- THE REQUEST
Please print exactly the lines running from the one that contains "Give me a plain-text" to the end of the data, with both lines included.

- ENTRIES SUPPLIED
- - - - -

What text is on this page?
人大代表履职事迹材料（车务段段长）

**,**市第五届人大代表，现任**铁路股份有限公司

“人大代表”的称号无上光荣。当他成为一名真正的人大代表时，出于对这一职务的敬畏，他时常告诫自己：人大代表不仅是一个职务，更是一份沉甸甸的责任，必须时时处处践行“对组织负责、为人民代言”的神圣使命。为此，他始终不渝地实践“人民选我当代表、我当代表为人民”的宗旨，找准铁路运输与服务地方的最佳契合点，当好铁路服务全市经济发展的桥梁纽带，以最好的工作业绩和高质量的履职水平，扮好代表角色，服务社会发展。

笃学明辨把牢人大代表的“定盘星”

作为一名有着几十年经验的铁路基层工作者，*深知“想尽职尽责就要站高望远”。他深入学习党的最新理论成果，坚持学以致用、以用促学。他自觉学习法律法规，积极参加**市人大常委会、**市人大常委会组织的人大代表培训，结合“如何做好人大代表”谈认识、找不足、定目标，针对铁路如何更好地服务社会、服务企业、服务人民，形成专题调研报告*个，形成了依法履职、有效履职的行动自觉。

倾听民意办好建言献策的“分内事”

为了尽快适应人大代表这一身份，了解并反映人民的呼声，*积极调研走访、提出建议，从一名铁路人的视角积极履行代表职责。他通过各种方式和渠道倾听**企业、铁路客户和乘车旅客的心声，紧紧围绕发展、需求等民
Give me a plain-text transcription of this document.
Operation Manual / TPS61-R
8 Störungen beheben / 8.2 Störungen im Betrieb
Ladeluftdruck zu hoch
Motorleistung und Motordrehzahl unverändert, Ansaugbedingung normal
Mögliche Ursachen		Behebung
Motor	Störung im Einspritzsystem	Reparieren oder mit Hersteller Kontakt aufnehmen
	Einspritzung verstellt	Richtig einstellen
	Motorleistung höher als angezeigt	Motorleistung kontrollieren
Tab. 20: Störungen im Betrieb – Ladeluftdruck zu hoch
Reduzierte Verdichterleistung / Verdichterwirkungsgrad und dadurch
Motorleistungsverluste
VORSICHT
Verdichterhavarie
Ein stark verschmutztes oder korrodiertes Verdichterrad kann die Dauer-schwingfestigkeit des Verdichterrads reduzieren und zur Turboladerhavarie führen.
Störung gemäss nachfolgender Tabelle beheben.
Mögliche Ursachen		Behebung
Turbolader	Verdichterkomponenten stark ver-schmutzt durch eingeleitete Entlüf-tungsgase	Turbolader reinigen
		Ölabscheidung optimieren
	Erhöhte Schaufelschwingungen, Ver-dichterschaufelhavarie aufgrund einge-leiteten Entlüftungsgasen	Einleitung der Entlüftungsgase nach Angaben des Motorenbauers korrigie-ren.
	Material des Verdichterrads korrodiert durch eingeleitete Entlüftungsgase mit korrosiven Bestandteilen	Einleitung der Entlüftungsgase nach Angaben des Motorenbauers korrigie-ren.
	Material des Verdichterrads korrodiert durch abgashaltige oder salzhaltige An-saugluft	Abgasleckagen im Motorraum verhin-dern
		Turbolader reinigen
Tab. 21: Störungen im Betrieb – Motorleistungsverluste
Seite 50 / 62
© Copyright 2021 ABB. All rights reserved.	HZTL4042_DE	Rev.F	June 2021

- - - - -

- THE RESULT
Give me a plain-text transcription of this document.
Operation Manual / TPS61-R
8 Störungen beheben / 8.2 Störungen im Betrieb
Ladeluftdruck zu hoch
Motorleistung und Motordrehzahl unverändert, Ansaugbedingung normal
Mögliche Ursachen		Behebung
Motor	Störung im Einspritzsystem	Reparieren oder mit Hersteller Kontakt aufnehmen
	Einspritzung verstellt	Richtig einstellen
	Motorleistung höher als angezeigt	Motorleistung kontrollieren
Tab. 20: Störungen im Betrieb – Ladeluftdruck zu hoch
Reduzierte Verdichterleistung / Verdichterwirkungsgrad und dadurch
Motorleistungsverluste
VORSICHT
Verdichterhavarie
Ein stark verschmutztes oder korrodiertes Verdichterrad kann die Dauer-schwingfestigkeit des Verdichterrads reduzieren und zur Turboladerhavarie führen.
Störung gemäss nachfolgender Tabelle beheben.
Mögliche Ursachen		Behebung
Turbolader	Verdichterkomponenten stark ver-schmutzt durch eingeleitete Entlüf-tungsgase	Turbolader reinigen
		Ölabscheidung optimieren
	Erhöhte Schaufelschwingungen, Ver-dichterschaufelhavarie aufgrund einge-leiteten Entlüftungsgasen	Einleitung der Entlüftungsgase nach Angaben des Motorenbauers korrigie-ren.
	Material des Verdichterrads korrodiert durch eingeleitete Entlüftungsgase mit korrosiven Bestandteilen	Einleitung der Entlüftungsgase nach Angaben des Motorenbauers korrigie-ren.
	Material des Verdichterrads korrodiert durch abgashaltige oder salzhaltige An-saugluft	Abgasleckagen im Motorraum verhin-dern
		Turbolader reinigen
Tab. 21: Störungen im Betrieb – Motorleistungsverluste
Seite 50 / 62
© Copyright 2021 ABB. All rights reserved.	HZTL4042_DE	Rev.F	June 2021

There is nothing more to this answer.